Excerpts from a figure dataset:

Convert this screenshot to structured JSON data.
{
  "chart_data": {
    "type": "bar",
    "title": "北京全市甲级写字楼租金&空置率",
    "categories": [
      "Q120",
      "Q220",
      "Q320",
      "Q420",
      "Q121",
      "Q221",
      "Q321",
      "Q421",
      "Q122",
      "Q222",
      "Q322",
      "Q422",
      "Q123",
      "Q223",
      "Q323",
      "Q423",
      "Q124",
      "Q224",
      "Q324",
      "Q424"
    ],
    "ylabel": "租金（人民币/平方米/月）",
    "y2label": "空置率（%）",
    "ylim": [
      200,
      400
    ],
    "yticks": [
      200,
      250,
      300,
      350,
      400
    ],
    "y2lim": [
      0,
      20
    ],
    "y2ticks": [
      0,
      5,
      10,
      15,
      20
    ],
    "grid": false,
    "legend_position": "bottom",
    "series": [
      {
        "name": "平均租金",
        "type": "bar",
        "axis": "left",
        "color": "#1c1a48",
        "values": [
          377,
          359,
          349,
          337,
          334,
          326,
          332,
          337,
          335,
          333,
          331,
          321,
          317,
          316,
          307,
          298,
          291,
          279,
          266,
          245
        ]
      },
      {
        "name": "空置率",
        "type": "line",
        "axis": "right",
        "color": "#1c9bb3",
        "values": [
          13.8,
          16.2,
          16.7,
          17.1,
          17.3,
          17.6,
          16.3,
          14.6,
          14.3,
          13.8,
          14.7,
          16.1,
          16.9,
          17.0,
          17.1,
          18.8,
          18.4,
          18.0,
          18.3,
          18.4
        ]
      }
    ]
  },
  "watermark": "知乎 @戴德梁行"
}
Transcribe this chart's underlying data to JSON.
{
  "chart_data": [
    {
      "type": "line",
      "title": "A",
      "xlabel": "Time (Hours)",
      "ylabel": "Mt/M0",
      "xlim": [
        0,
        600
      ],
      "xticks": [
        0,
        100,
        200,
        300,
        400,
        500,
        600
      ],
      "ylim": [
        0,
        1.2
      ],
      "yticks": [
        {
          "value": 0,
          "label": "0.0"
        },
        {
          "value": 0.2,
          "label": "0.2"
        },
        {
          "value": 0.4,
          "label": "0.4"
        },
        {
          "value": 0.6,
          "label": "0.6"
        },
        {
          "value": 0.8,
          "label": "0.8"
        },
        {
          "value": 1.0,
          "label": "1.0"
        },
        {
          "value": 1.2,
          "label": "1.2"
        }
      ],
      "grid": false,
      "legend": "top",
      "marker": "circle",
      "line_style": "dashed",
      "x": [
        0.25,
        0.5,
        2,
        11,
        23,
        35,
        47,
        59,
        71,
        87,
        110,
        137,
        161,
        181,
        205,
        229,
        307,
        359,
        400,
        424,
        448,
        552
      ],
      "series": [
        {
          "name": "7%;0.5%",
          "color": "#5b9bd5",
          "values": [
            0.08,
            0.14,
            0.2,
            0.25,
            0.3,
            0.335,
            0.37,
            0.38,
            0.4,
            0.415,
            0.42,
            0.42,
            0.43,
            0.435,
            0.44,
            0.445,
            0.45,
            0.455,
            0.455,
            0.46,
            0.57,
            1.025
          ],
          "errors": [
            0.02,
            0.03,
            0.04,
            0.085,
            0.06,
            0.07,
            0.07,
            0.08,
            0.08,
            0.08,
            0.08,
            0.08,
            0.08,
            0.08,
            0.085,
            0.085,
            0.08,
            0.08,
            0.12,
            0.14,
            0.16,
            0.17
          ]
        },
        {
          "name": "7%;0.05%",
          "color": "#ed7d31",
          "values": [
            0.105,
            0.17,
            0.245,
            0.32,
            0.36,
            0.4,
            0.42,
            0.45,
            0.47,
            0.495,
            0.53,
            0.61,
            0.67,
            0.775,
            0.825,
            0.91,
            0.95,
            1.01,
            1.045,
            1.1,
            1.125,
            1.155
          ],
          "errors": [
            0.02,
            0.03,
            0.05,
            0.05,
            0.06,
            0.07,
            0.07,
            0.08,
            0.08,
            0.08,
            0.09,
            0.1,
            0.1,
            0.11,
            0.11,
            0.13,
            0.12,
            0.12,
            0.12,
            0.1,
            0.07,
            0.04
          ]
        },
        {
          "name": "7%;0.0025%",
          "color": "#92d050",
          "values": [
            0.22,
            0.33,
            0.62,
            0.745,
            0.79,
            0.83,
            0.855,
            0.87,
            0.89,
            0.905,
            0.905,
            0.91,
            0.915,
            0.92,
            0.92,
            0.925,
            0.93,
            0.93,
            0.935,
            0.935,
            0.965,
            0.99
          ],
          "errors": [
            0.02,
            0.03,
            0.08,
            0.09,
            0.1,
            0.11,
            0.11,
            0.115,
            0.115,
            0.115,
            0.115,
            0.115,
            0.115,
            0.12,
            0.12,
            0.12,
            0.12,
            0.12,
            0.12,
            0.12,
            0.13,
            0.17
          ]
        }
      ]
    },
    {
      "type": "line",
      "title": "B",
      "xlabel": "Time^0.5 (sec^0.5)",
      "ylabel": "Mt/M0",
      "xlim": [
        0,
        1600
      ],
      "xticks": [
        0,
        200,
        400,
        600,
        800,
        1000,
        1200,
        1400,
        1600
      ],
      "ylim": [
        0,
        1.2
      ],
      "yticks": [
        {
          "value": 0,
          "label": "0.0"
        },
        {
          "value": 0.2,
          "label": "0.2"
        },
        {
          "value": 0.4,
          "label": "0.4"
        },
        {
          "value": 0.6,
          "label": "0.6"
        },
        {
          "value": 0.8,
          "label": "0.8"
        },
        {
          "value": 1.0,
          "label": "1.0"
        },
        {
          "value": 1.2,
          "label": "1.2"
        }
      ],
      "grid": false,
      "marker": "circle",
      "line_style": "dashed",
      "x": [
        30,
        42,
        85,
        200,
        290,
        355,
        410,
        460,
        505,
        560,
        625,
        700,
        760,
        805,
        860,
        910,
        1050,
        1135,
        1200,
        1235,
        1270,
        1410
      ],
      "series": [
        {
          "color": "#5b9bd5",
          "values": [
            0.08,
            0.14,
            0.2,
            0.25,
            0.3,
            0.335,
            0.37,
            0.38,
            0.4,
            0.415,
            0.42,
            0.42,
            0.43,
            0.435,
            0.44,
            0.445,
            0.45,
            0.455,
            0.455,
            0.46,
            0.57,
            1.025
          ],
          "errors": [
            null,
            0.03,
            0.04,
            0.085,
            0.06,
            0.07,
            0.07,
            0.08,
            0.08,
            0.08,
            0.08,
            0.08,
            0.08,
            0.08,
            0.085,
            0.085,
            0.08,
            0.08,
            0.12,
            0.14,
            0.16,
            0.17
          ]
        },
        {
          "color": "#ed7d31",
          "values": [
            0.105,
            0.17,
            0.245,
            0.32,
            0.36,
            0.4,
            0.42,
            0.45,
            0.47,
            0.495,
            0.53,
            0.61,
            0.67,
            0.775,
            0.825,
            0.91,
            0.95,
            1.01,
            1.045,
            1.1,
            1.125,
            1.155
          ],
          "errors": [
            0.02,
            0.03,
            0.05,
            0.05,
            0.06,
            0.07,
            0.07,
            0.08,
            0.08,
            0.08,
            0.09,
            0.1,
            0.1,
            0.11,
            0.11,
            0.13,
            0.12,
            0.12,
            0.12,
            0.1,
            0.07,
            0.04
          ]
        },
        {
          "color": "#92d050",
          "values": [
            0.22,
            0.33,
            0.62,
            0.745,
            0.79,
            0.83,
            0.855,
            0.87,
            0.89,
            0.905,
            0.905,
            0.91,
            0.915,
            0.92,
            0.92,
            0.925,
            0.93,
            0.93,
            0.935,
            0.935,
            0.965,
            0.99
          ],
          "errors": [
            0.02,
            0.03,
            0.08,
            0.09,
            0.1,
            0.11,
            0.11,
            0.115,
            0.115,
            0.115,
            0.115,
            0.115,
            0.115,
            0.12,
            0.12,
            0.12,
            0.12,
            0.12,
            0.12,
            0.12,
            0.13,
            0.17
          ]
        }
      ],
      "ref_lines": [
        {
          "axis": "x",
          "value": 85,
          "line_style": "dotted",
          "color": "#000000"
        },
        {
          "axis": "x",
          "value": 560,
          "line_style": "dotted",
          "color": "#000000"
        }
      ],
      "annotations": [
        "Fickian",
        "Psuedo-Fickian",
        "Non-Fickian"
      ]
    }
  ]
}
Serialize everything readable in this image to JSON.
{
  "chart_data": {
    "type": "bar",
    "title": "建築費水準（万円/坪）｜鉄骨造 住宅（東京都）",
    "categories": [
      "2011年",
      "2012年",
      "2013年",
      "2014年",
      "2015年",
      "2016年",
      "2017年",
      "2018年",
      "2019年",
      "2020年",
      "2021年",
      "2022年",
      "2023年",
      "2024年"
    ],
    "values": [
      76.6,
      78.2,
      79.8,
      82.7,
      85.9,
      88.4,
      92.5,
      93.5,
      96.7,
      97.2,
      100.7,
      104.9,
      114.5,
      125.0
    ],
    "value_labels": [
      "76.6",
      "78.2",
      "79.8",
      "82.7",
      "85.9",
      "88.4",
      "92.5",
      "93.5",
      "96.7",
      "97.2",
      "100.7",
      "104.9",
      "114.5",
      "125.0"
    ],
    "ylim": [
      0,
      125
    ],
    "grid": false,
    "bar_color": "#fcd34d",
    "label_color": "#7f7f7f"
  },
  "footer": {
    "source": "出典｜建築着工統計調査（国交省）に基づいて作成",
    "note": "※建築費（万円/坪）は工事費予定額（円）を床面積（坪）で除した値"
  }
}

### Task prompt:
Of the lines in the material, how many contain the word "xlabel"? Reply with the number and nothing else.

### Task response:
2